━━━ Data supplied ━━━

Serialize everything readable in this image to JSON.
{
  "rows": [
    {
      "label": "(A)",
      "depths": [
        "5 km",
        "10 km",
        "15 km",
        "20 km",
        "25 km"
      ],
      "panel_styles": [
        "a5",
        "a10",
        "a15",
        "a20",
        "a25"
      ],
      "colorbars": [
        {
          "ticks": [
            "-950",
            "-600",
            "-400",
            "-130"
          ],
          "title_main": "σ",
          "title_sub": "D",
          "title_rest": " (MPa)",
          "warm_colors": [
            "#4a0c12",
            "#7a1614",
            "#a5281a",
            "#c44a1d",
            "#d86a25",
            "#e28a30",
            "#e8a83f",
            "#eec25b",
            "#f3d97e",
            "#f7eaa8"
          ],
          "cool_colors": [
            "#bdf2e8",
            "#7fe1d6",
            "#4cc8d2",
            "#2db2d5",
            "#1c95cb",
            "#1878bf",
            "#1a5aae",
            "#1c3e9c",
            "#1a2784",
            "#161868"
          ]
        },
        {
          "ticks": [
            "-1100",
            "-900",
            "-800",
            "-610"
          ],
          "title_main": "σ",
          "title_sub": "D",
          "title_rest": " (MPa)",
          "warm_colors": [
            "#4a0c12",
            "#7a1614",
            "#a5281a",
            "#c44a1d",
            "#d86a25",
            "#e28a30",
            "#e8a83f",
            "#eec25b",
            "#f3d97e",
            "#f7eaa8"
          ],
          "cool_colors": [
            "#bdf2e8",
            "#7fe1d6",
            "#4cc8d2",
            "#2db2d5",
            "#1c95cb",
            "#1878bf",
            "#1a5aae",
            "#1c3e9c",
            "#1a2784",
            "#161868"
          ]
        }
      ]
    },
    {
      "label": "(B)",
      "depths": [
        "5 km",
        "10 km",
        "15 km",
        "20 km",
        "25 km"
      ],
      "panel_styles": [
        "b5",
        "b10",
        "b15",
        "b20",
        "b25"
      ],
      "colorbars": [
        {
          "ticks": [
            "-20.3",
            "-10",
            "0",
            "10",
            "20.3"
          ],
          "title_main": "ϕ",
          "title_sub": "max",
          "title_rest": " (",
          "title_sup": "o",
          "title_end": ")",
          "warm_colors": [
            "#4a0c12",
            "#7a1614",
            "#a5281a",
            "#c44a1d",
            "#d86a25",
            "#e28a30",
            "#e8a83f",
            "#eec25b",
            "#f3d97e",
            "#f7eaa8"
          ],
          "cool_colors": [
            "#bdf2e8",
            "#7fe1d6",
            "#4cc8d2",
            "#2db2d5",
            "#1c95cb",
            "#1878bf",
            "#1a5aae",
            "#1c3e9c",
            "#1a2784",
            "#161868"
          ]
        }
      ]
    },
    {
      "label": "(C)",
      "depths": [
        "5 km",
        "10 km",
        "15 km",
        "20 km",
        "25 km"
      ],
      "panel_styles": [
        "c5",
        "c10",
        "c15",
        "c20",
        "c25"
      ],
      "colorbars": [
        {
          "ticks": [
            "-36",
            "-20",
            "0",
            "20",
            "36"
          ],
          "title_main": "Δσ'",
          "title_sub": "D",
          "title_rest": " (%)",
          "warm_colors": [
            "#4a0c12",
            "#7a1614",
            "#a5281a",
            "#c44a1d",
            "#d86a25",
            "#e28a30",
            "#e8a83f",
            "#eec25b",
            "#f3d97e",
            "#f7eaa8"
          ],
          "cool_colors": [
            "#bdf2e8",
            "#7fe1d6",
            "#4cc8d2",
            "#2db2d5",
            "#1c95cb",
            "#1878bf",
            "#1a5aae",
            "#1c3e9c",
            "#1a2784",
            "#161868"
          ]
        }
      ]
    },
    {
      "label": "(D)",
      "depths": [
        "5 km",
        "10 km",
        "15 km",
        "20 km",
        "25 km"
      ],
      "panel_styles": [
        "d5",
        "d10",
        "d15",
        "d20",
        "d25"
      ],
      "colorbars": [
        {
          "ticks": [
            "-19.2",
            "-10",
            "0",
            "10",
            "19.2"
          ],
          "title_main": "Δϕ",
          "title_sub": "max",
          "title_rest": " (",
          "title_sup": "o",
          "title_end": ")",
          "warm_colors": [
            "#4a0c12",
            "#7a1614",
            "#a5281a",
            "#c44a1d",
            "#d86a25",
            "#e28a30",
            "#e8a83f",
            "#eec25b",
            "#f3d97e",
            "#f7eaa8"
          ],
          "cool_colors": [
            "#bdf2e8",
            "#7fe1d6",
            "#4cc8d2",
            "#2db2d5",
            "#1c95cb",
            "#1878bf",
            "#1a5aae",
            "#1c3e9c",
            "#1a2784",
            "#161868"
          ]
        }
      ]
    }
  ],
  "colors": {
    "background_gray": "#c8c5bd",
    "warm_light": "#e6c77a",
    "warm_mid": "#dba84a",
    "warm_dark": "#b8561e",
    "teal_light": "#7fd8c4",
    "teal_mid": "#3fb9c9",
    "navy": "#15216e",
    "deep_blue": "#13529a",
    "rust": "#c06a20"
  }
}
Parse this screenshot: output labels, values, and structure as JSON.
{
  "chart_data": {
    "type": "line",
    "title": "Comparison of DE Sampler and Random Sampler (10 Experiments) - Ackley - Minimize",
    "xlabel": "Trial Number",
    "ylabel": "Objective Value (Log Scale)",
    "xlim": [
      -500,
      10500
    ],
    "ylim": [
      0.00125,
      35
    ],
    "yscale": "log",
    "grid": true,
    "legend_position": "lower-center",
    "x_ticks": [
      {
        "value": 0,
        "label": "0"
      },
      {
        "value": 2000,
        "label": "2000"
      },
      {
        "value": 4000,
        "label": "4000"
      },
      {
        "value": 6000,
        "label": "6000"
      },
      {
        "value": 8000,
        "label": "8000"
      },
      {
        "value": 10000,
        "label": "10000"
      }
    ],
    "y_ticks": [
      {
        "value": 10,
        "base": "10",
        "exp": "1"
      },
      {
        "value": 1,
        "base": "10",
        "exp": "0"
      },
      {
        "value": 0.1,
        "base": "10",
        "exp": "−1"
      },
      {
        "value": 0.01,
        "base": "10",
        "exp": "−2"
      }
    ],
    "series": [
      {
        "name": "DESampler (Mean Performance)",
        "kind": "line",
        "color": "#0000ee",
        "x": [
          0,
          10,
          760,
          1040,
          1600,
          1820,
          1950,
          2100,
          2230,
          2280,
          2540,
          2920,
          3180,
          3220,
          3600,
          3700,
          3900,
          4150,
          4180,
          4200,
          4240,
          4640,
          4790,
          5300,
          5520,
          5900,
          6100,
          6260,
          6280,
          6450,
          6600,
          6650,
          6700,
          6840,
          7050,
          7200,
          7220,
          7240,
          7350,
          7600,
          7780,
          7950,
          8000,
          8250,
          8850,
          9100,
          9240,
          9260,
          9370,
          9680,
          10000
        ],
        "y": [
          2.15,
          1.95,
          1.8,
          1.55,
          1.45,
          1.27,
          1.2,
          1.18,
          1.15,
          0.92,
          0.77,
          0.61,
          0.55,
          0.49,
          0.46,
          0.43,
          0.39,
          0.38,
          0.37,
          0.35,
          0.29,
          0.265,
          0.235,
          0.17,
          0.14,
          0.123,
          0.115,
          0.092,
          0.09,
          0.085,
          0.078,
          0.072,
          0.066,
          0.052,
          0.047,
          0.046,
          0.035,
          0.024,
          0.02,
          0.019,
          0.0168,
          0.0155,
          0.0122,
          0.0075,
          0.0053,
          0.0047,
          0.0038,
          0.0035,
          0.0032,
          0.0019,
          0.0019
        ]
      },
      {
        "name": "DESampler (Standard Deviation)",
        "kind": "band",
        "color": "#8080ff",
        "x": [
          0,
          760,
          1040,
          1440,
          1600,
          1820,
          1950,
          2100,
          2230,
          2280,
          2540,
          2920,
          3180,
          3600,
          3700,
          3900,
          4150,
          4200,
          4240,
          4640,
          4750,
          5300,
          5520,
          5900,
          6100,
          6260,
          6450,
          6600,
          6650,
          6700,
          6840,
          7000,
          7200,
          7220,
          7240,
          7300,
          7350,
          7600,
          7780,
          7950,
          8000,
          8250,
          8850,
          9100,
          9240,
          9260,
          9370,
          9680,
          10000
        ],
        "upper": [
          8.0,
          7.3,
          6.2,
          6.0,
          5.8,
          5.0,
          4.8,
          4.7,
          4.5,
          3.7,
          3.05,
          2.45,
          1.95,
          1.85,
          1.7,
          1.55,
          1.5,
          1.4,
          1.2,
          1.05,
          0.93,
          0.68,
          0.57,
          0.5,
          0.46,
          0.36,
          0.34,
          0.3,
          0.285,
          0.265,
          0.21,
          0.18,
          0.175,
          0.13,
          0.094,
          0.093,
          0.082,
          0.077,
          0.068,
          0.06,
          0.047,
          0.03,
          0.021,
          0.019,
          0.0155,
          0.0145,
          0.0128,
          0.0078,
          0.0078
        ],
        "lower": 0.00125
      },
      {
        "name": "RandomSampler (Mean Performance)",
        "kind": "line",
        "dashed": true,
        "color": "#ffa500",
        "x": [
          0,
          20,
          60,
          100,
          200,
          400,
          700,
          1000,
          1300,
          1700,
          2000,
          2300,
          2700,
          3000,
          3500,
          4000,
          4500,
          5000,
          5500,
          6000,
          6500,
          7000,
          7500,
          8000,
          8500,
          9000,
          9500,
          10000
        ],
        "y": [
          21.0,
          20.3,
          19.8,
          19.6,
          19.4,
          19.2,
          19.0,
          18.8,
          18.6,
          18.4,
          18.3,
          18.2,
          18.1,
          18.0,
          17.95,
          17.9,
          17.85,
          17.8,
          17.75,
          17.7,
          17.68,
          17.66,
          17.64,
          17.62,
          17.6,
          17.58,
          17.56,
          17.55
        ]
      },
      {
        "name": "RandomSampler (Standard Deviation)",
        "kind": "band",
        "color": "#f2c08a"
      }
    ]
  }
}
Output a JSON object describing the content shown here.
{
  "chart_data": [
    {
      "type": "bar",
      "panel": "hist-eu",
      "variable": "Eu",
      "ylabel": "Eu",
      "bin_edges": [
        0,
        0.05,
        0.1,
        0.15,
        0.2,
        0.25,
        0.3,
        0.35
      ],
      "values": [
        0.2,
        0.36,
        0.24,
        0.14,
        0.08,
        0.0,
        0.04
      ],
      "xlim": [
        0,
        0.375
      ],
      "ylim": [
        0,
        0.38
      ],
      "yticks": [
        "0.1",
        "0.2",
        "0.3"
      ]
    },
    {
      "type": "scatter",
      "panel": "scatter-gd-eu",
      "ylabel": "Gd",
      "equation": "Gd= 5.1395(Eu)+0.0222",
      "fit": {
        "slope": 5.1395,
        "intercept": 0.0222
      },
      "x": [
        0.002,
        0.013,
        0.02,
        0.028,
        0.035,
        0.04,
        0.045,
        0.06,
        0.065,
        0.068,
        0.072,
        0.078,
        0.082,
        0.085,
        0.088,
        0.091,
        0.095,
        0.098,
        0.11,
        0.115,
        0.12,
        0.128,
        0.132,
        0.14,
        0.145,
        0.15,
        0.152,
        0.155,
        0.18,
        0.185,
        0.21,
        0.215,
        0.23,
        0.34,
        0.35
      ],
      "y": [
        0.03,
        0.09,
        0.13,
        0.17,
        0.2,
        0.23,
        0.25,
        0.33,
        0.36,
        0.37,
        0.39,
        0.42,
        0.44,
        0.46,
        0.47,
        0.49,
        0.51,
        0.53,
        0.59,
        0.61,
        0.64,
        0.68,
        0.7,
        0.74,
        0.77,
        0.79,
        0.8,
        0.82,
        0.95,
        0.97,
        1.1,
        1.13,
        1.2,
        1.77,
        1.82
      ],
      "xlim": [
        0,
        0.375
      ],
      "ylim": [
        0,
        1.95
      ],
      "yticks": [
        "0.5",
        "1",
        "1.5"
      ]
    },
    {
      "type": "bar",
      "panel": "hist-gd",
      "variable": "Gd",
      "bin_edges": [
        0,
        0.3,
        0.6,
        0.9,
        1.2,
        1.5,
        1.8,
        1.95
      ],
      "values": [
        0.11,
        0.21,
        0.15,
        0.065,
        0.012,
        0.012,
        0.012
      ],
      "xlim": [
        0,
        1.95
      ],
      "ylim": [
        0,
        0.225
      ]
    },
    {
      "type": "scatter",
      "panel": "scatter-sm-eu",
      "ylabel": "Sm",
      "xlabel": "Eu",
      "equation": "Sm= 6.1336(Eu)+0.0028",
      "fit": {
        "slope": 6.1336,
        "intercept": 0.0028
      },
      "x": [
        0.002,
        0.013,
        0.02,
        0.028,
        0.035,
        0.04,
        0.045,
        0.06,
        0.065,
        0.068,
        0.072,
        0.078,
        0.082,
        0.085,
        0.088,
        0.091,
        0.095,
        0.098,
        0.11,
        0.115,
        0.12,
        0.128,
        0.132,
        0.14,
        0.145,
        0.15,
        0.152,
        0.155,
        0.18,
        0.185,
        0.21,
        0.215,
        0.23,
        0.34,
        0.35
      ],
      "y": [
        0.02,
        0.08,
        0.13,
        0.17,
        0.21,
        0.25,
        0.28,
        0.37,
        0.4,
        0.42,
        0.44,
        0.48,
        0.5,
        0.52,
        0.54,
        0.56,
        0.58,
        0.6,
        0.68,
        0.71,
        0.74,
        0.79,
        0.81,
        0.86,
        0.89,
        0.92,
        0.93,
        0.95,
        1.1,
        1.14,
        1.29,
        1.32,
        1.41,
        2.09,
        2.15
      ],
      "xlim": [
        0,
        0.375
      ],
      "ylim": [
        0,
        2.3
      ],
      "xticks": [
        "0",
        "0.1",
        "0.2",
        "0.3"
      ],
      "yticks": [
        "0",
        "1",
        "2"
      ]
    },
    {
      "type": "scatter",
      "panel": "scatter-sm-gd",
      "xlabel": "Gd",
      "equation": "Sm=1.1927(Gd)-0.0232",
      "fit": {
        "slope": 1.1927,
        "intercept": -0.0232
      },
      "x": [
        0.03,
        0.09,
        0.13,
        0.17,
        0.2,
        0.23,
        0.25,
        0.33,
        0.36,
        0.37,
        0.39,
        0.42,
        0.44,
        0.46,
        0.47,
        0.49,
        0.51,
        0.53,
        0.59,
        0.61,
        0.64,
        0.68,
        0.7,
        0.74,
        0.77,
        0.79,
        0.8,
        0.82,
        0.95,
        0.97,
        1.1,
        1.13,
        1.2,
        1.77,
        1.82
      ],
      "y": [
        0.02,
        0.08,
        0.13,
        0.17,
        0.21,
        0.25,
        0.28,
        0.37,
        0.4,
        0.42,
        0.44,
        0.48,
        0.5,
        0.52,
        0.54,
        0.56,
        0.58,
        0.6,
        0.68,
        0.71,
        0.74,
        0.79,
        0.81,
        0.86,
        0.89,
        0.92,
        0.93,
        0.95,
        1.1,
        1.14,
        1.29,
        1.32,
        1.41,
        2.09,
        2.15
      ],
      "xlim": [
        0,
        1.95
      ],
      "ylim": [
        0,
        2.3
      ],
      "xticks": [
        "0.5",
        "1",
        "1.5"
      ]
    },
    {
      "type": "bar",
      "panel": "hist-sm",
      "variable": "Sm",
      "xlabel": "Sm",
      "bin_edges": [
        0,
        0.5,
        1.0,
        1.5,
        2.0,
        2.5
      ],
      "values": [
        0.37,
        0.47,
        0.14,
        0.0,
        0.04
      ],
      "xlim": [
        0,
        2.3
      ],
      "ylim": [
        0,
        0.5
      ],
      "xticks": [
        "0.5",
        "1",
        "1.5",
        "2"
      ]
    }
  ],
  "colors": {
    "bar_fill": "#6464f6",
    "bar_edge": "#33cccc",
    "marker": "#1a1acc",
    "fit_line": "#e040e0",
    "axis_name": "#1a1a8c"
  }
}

━━━

Goal of the exercise. Looking at the listing above, count the lines that contain "equation" and give nothing but the number.

Solution to this exercise. 3